** start SUPPLIED DATA **
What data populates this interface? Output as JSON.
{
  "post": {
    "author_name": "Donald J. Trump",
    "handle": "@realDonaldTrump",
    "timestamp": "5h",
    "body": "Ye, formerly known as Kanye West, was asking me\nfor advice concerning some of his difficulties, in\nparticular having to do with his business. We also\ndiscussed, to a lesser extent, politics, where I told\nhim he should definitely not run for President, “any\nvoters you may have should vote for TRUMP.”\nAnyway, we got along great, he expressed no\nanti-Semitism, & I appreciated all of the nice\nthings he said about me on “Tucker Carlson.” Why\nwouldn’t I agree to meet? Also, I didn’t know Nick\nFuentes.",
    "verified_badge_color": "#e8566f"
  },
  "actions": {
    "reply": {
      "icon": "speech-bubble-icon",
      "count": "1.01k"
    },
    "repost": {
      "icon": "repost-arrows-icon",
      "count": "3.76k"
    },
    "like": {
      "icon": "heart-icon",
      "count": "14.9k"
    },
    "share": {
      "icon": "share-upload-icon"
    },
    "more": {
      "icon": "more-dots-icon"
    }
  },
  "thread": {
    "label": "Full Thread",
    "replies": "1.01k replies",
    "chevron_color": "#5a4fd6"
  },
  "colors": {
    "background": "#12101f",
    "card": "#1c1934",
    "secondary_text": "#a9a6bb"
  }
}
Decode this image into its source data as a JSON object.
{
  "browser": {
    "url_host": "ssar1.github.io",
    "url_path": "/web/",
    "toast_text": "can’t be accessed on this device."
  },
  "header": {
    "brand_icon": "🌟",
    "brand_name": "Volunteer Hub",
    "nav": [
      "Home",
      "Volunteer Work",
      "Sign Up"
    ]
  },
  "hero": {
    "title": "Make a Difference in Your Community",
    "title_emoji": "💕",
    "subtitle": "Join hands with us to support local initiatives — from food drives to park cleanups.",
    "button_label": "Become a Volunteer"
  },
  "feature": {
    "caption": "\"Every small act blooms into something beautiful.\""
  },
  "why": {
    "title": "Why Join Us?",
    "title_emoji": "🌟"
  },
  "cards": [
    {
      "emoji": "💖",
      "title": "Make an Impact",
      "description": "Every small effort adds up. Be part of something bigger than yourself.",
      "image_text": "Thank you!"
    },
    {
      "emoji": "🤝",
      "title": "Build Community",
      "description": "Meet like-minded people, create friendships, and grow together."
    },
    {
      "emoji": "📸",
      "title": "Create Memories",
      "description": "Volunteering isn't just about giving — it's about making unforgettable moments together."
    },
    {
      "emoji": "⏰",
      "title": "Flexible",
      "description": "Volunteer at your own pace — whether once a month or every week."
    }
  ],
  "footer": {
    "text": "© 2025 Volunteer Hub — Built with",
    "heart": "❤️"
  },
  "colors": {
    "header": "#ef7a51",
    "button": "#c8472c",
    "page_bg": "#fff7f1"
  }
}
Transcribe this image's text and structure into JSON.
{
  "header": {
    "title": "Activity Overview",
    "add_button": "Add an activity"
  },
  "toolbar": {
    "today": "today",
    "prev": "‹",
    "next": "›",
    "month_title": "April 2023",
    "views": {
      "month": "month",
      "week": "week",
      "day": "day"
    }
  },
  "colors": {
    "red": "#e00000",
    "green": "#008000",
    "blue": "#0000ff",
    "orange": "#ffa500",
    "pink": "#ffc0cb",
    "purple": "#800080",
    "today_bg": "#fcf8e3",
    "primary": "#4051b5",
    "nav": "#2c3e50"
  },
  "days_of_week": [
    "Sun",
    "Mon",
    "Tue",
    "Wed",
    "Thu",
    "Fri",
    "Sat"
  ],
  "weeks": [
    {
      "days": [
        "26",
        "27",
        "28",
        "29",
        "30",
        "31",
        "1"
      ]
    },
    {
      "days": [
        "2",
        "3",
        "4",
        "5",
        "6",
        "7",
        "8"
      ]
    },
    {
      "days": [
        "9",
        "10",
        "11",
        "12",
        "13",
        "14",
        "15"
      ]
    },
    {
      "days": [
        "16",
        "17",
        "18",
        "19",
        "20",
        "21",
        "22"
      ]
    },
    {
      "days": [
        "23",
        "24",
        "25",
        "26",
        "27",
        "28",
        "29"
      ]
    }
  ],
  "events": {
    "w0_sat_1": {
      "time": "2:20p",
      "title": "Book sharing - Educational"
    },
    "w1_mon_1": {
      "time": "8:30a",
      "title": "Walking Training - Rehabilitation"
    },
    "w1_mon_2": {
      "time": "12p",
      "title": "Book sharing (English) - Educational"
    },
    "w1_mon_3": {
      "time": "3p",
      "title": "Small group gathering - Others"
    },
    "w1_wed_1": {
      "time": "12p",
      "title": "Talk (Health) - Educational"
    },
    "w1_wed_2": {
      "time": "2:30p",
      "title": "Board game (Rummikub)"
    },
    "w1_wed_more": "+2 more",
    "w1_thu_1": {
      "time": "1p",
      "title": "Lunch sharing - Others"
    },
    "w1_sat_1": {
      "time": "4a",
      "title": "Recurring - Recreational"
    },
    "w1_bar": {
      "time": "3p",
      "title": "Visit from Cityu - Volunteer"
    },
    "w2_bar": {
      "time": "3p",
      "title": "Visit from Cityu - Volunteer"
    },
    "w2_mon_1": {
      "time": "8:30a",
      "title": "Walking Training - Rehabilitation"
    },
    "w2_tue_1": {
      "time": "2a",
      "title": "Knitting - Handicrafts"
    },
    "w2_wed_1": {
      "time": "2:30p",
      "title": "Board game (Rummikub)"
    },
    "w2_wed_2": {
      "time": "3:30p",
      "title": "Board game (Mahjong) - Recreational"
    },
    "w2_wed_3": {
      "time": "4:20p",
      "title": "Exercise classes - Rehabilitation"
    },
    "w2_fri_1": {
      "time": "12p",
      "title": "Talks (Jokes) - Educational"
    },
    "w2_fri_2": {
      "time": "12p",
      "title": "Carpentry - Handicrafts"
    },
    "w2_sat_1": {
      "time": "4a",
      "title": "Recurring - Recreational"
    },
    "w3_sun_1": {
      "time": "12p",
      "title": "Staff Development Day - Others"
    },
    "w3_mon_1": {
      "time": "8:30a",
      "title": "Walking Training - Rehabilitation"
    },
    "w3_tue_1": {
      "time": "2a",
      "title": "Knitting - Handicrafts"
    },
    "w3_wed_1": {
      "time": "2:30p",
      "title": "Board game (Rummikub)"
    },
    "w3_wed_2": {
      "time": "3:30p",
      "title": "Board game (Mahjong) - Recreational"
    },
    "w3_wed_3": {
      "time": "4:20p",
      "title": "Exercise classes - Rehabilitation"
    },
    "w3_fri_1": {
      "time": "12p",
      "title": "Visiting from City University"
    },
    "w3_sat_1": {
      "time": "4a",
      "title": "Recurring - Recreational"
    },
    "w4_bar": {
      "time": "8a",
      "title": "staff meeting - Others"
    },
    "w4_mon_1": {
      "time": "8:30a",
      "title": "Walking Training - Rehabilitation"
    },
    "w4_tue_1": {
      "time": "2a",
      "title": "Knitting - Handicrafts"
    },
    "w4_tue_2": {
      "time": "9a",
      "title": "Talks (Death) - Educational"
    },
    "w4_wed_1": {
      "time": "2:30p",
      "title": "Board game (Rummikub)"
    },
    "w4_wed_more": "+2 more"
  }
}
** end SUPPLIED DATA **
§ GIVEN EXERCISE: Every line above should be written out again exactly as it stands.

§ OUTPUT FOR THIS EXERCISE:
What data populates this interface? Output as JSON.
{
  "post": {
    "author_name": "Donald J. Trump",
    "handle": "@realDonaldTrump",
    "timestamp": "5h",
    "body": "Ye, formerly known as Kanye West, was asking me\nfor advice concerning some of his difficulties, in\nparticular having to do with his business. We also\ndiscussed, to a lesser extent, politics, where I told\nhim he should definitely not run for President, “any\nvoters you may have should vote for TRUMP.”\nAnyway, we got along great, he expressed no\nanti-Semitism, & I appreciated all of the nice\nthings he said about me on “Tucker Carlson.” Why\nwouldn’t I agree to meet? Also, I didn’t know Nick\nFuentes.",
    "verified_badge_color": "#e8566f"
  },
  "actions": {
    "reply": {
      "icon": "speech-bubble-icon",
      "count": "1.01k"
    },
    "repost": {
      "icon": "repost-arrows-icon",
      "count": "3.76k"
    },
    "like": {
      "icon": "heart-icon",
      "count": "14.9k"
    },
    "share": {
      "icon": "share-upload-icon"
    },
    "more": {
      "icon": "more-dots-icon"
    }
  },
  "thread": {
    "label": "Full Thread",
    "replies": "1.01k replies",
    "chevron_color": "#5a4fd6"
  },
  "colors": {
    "background": "#12101f",
    "card": "#1c1934",
    "secondary_text": "#a9a6bb"
  }
}
Decode this image into its source data as a JSON object.
{
  "browser": {
    "url_host": "ssar1.github.io",
    "url_path": "/web/",
    "toast_text": "can’t be accessed on this device."
  },
  "header": {
    "brand_icon": "🌟",
    "brand_name": "Volunteer Hub",
    "nav": [
      "Home",
      "Volunteer Work",
      "Sign Up"
    ]
  },
  "hero": {
    "title": "Make a Difference in Your Community",
    "title_emoji": "💕",
    "subtitle": "Join hands with us to support local initiatives — from food drives to park cleanups.",
    "button_label": "Become a Volunteer"
  },
  "feature": {
    "caption": "\"Every small act blooms into something beautiful.\""
  },
  "why": {
    "title": "Why Join Us?",
    "title_emoji": "🌟"
  },
  "cards": [
    {
      "emoji": "💖",
      "title": "Make an Impact",
      "description": "Every small effort adds up. Be part of something bigger than yourself.",
      "image_text": "Thank you!"
    },
    {
      "emoji": "🤝",
      "title": "Build Community",
      "description": "Meet like-minded people, create friendships, and grow together."
    },
    {
      "emoji": "📸",
      "title": "Create Memories",
      "description": "Volunteering isn't just about giving — it's about making unforgettable moments together."
    },
    {
      "emoji": "⏰",
      "title": "Flexible",
      "description": "Volunteer at your own pace — whether once a month or every week."
    }
  ],
  "footer": {
    "text": "© 2025 Volunteer Hub — Built with",
    "heart": "❤️"
  },
  "colors": {
    "header": "#ef7a51",
    "button": "#c8472c",
    "page_bg": "#fff7f1"
  }
}
Transcribe this image's text and structure into JSON.
{
  "header": {
    "title": "Activity Overview",
    "add_button": "Add an activity"
  },
  "toolbar": {
    "today": "today",
    "prev": "‹",
    "next": "›",
    "month_title": "April 2023",
    "views": {
      "month": "month",
      "week": "week",
      "day": "day"
    }
  },
  "colors": {
    "red": "#e00000",
    "green": "#008000",
    "blue": "#0000ff",
    "orange": "#ffa500",
    "pink": "#ffc0cb",
    "purple": "#800080",
    "today_bg": "#fcf8e3",
    "primary": "#4051b5",
    "nav": "#2c3e50"
  },
  "days_of_week": [
    "Sun",
    "Mon",
    "Tue",
    "Wed",
    "Thu",
    "Fri",
    "Sat"
  ],
  "weeks": [
    {
      "days": [
        "26",
        "27",
        "28",
        "29",
        "30",
        "31",
        "1"
      ]
    },
    {
      "days": [
        "2",
        "3",
        "4",
        "5",
        "6",
        "7",
        "8"
      ]
    },
    {
      "days": [
        "9",
        "10",
        "11",
        "12",
        "13",
        "14",
        "15"
      ]
    },
    {
      "days": [
        "16",
        "17",
        "18",
        "19",
        "20",
        "21",
        "22"
      ]
    },
    {
      "days": [
        "23",
        "24",
        "25",
        "26",
        "27",
        "28",
        "29"
      ]
    }
  ],
  "events": {
    "w0_sat_1": {
      "time": "2:20p",
      "title": "Book sharing - Educational"
    },
    "w1_mon_1": {
      "time": "8:30a",
      "title": "Walking Training - Rehabilitation"
    },
    "w1_mon_2": {
      "time": "12p",
      "title": "Book sharing (English) - Educational"
    },
    "w1_mon_3": {
      "time": "3p",
      "title": "Small group gathering - Others"
    },
    "w1_wed_1": {
      "time": "12p",
      "title": "Talk (Health) - Educational"
    },
    "w1_wed_2": {
      "time": "2:30p",
      "title": "Board game (Rummikub)"
    },
    "w1_wed_more": "+2 more",
    "w1_thu_1": {
      "time": "1p",
      "title": "Lunch sharing - Others"
    },
    "w1_sat_1": {
      "time": "4a",
      "title": "Recurring - Recreational"
    },
    "w1_bar": {
      "time": "3p",
      "title": "Visit from Cityu - Volunteer"
    },
    "w2_bar": {
      "time": "3p",
      "title": "Visit from Cityu - Volunteer"
    },
    "w2_mon_1": {
      "time": "8:30a",
      "title": "Walking Training - Rehabilitation"
    },
    "w2_tue_1": {
      "time": "2a",
      "title": "Knitting - Handicrafts"
    },
    "w2_wed_1": {
      "time": "2:30p",
      "title": "Board game (Rummikub)"
    },
    "w2_wed_2": {
      "time": "3:30p",
      "title": "Board game (Mahjong) - Recreational"
    },
    "w2_wed_3": {
      "time": "4:20p",
      "title": "Exercise classes - Rehabilitation"
    },
    "w2_fri_1": {
      "time": "12p",
      "title": "Talks (Jokes) - Educational"
    },
    "w2_fri_2": {
      "time": "12p",
      "title": "Carpentry - Handicrafts"
    },
    "w2_sat_1": {
      "time": "4a",
      "title": "Recurring - Recreational"
    },
    "w3_sun_1": {
      "time": "12p",
      "title": "Staff Development Day - Others"
    },
    "w3_mon_1": {
      "time": "8:30a",
      "title": "Walking Training - Rehabilitation"
    },
    "w3_tue_1": {
      "time": "2a",
      "title": "Knitting - Handicrafts"
    },
    "w3_wed_1": {
      "time": "2:30p",
      "title": "Board game (Rummikub)"
    },
    "w3_wed_2": {
      "time": "3:30p",
      "title": "Board game (Mahjong) - Recreational"
    },
    "w3_wed_3": {
      "time": "4:20p",
      "title": "Exercise classes - Rehabilitation"
    },
    "w3_fri_1": {
      "time": "12p",
      "title": "Visiting from City University"
    },
    "w3_sat_1": {
      "time": "4a",
      "title": "Recurring - Recreational"
    },
    "w4_bar": {
      "time": "8a",
      "title": "staff meeting - Others"
    },
    "w4_mon_1": {
      "time": "8:30a",
      "title": "Walking Training - Rehabilitation"
    },
    "w4_tue_1": {
      "time": "2a",
      "title": "Knitting - Handicrafts"
    },
    "w4_tue_2": {
      "time": "9a",
      "title": "Talks (Death) - Educational"
    },
    "w4_wed_1": {
      "time": "2:30p",
      "title": "Board game (Rummikub)"
    },
    "w4_wed_more": "+2 more"
  }
}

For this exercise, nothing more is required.